**Goal of the exercise**
Wherever the word "年营业收入" appears in a line, extract that line.
═════ Data to process
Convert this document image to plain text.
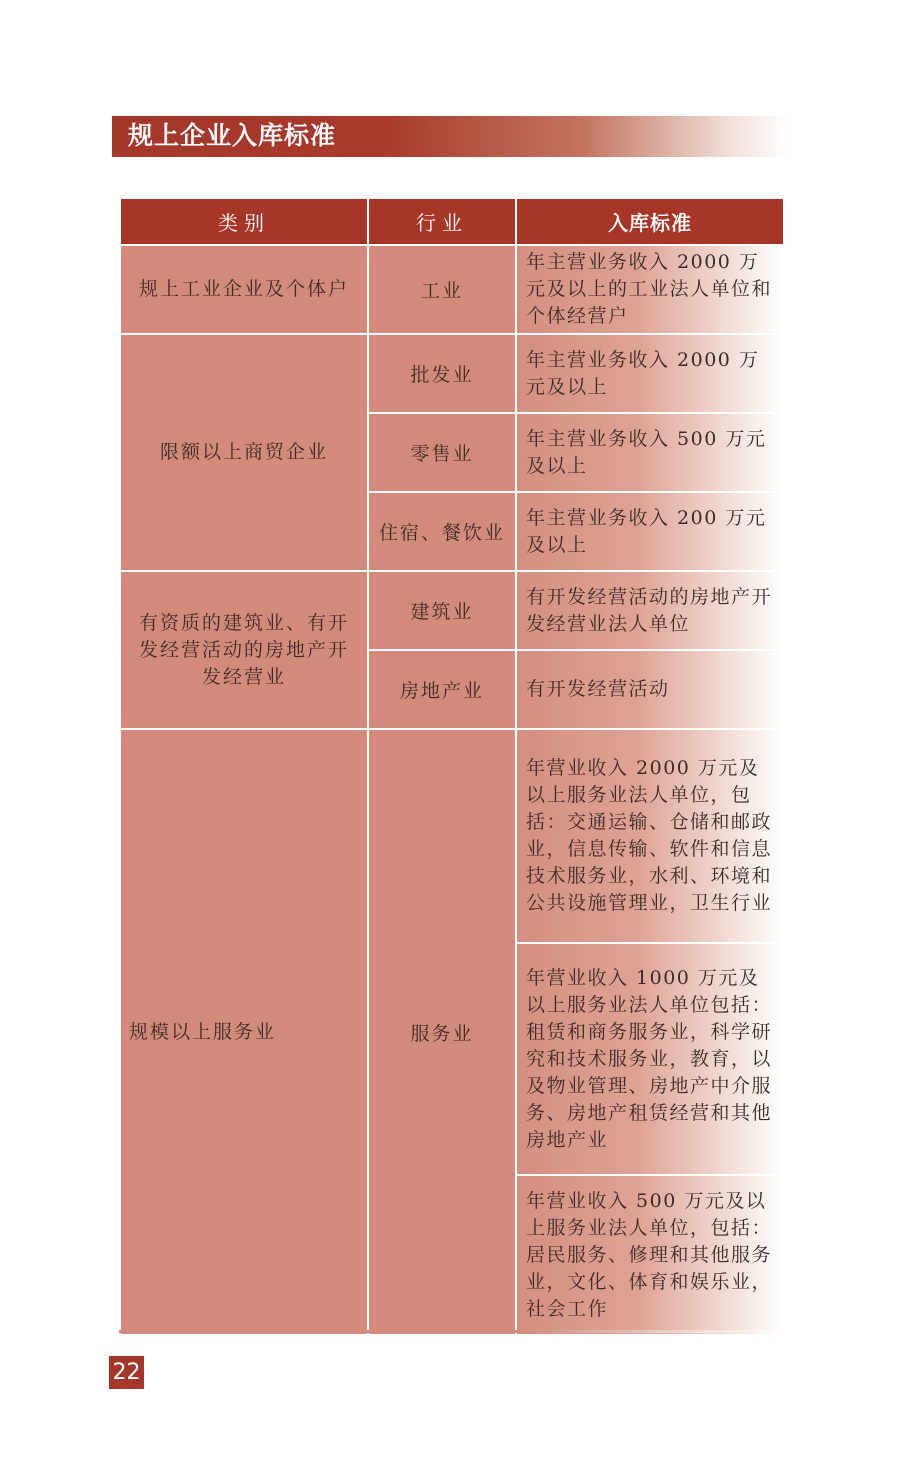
规上企业入库标准
类别	行业	入库标准
规上工业企业及个体户	工业	年主营业务收入 2000 万元及以上的工业法人单位和个体经营户
限额以上商贸企业	批发业	年主营业务收入 2000 万元及以上
	零售业	年主营业务收入 500 万元及以上
	住宿、餐饮业	年主营业务收入 200 万元及以上
有资质的建筑业、有开发经营活动的房地产开发经营业	建筑业	有开发经营活动的房地产开发经营业法人单位
	房地产业	有开发经营活动
规模以上服务业	服务业	年营业收入 2000 万元及以上服务业法人单位，包括：交通运输、仓储和邮政业，信息传输、软件和信息技术服务业，水利、环境和公共设施管理业，卫生行业
		年营业收入 1000 万元及以上服务业法人单位包括：租赁和商务服务业，科学研究和技术服务业，教育，以及物业管理、房地产中介服务、房地产租赁经营和其他房地产业
		年营业收入 500 万元及以上服务业法人单位，包括：居民服务、修理和其他服务业，文化、体育和娱乐业，社会工作
22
══════════
**Completed task**
规模以上服务业	服务业	年营业收入 2000 万元及以上服务业法人单位，包括：交通运输、仓储和邮政业，信息传输、软件和信息技术服务业，水利、环境和公共设施管理业，卫生行业
		年营业收入 1000 万元及以上服务业法人单位包括：租赁和商务服务业，科学研究和技术服务业，教育，以及物业管理、房地产中介服务、房地产租赁经营和其他房地产业
		年营业收入 500 万元及以上服务业法人单位，包括：居民服务、修理和其他服务业，文化、体育和娱乐业，社会工作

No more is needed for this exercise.